*Goal*. Count the lines in the material below that contain the string "name", treating uppercase and lowercase as different, and reply with the number alone.

*Information shown*.

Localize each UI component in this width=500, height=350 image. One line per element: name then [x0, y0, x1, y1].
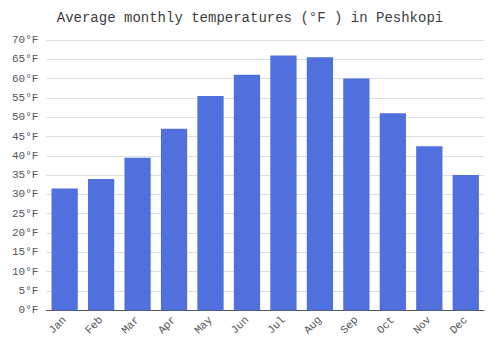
svg-text:25°F: 25°F: [12, 208, 38, 220]
svg-text:20°F: 20°F: [12, 227, 38, 239]
svg-text:65°F: 65°F: [12, 53, 38, 65]
svg-text:Aug: Aug: [302, 314, 324, 336]
svg-text:15°F: 15°F: [12, 246, 38, 258]
svg-text:70°F: 70°F: [12, 34, 38, 46]
svg-text:35°F: 35°F: [12, 169, 38, 181]
svg-text:50°F: 50°F: [12, 111, 38, 123]
svg-text:Sep: Sep: [338, 314, 360, 336]
svg-text:Feb: Feb: [83, 314, 105, 336]
svg-text:Nov: Nov: [411, 314, 434, 337]
svg-text:40°F: 40°F: [12, 150, 38, 162]
svg-text:10°F: 10°F: [12, 266, 38, 278]
svg-text:Jun: Jun: [229, 314, 251, 336]
svg-text:Jan: Jan: [46, 314, 68, 336]
svg-text:May: May: [192, 314, 215, 337]
svg-text:0°F: 0°F: [19, 304, 39, 316]
svg-text:5°F: 5°F: [19, 285, 39, 297]
svg-text:Jul: Jul: [265, 314, 287, 336]
svg-text:45°F: 45°F: [12, 131, 38, 143]
svg-text:Dec: Dec: [448, 314, 470, 336]
svg-text:60°F: 60°F: [12, 73, 38, 85]
svg-text:Apr: Apr: [156, 314, 178, 336]
svg-text:Mar: Mar: [119, 314, 141, 336]
svg-text:30°F: 30°F: [12, 188, 38, 200]
svg-text:Oct: Oct: [375, 314, 397, 336]
svg-text:Average monthly temperatures (: Average monthly temperatures (°F ) in Pe…: [57, 10, 443, 26]
svg-text:55°F: 55°F: [12, 92, 38, 104]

*The solution*. 1